> _What needs to be done_
Among the entries, which lines carry the string "subtitle"? Copy each of them.

Items from a data source:
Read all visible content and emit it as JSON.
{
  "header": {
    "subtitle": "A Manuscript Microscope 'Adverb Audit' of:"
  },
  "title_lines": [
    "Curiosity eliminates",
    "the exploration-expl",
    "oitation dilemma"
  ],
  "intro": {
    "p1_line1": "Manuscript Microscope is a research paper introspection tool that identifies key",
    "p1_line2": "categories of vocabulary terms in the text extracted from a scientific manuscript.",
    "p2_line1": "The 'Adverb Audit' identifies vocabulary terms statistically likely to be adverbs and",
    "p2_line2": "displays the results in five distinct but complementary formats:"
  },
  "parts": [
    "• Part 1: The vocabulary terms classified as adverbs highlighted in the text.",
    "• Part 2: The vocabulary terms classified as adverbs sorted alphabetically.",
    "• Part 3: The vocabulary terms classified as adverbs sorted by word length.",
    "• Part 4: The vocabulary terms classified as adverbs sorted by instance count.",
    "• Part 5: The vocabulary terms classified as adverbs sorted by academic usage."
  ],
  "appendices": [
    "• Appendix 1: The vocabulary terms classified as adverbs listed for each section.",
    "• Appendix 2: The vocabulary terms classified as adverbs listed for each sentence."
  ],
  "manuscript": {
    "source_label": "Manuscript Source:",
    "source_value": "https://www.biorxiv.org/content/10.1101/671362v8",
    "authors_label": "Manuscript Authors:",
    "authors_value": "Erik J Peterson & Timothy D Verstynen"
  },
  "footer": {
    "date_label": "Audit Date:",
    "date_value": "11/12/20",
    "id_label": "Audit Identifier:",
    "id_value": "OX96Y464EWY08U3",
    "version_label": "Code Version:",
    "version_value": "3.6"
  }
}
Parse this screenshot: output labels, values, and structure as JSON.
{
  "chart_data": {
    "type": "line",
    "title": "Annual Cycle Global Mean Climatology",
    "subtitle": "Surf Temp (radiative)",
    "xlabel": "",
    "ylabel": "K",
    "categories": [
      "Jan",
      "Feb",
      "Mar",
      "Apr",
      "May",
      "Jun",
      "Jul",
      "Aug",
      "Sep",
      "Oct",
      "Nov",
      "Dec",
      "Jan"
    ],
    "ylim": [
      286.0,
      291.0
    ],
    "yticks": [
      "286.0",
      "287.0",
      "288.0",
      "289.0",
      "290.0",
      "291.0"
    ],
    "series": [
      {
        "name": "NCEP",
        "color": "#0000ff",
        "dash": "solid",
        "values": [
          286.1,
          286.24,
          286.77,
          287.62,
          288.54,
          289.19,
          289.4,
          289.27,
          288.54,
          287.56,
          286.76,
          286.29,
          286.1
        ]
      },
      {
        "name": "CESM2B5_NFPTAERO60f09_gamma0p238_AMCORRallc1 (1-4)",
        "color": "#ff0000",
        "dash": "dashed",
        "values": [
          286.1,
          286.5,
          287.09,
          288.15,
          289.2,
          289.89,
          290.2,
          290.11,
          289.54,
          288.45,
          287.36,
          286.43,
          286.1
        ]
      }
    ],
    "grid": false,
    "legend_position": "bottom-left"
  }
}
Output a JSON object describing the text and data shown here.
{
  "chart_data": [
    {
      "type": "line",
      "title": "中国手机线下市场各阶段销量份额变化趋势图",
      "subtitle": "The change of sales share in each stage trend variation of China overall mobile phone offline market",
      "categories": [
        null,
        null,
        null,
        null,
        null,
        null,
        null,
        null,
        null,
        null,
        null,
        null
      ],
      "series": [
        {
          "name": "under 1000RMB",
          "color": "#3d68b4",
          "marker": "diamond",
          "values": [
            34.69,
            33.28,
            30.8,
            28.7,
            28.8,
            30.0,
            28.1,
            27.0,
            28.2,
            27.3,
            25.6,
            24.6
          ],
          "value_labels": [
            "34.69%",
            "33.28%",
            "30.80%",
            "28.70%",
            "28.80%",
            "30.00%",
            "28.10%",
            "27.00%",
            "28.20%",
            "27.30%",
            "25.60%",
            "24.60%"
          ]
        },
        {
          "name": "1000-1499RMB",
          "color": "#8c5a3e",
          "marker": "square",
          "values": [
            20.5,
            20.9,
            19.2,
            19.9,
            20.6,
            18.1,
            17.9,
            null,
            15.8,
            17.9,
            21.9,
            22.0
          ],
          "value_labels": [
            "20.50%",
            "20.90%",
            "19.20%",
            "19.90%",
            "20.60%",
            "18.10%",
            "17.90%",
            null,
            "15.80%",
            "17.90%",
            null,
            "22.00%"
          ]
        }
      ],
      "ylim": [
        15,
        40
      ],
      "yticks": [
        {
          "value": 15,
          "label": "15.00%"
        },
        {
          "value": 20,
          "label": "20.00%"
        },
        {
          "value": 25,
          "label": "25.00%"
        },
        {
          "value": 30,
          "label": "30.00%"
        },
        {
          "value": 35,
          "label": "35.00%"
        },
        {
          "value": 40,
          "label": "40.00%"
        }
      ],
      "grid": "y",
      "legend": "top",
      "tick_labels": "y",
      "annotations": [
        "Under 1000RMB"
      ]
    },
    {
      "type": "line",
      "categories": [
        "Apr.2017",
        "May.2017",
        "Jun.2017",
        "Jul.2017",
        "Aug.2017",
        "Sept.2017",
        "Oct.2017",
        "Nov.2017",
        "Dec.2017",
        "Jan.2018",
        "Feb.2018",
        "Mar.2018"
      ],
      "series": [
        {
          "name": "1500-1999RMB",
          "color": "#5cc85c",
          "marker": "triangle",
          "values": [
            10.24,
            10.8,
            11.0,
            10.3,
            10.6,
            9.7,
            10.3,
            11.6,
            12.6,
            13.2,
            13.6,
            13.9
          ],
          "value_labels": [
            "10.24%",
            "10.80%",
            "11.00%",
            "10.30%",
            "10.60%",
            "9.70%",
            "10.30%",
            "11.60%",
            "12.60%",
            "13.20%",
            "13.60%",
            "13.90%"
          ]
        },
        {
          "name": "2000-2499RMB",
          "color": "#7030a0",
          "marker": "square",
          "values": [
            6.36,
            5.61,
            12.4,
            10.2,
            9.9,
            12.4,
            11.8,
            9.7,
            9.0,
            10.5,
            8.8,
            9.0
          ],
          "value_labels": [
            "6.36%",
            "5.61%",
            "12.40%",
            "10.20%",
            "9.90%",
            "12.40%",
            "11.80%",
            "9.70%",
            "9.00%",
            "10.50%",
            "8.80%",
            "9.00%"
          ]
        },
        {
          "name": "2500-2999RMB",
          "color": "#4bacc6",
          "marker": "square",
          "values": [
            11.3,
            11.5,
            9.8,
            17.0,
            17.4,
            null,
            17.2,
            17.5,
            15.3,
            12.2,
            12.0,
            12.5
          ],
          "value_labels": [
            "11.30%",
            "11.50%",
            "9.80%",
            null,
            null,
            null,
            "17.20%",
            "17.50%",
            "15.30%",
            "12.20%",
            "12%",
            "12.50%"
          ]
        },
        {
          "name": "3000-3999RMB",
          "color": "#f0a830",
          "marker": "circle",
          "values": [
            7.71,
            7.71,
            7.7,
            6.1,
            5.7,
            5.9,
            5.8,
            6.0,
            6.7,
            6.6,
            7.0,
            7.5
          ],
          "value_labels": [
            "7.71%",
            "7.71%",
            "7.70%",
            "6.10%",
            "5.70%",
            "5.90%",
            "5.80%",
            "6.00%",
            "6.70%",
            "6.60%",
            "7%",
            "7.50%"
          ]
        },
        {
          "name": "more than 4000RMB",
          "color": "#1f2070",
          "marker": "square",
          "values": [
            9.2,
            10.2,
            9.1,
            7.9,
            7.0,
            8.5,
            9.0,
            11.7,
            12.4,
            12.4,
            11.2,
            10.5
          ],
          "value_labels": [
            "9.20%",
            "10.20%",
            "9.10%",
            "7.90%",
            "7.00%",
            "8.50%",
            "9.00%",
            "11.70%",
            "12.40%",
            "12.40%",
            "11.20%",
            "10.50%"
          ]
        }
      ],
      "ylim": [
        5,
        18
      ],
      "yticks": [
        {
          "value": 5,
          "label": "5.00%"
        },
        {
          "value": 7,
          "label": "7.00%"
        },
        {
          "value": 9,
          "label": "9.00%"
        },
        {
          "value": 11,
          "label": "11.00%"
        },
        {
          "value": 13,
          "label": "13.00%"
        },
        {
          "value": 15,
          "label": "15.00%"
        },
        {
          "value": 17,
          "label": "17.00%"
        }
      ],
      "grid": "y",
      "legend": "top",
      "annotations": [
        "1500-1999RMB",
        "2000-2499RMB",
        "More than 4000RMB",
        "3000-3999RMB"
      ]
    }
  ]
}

> _Task output_
    "subtitle": "A Manuscript Microscope 'Adverb Audit' of:"
    "subtitle": "Surf Temp (radiative)",
      "subtitle": "The change of sales share in each stage trend variation of China overall mobile phone offline market",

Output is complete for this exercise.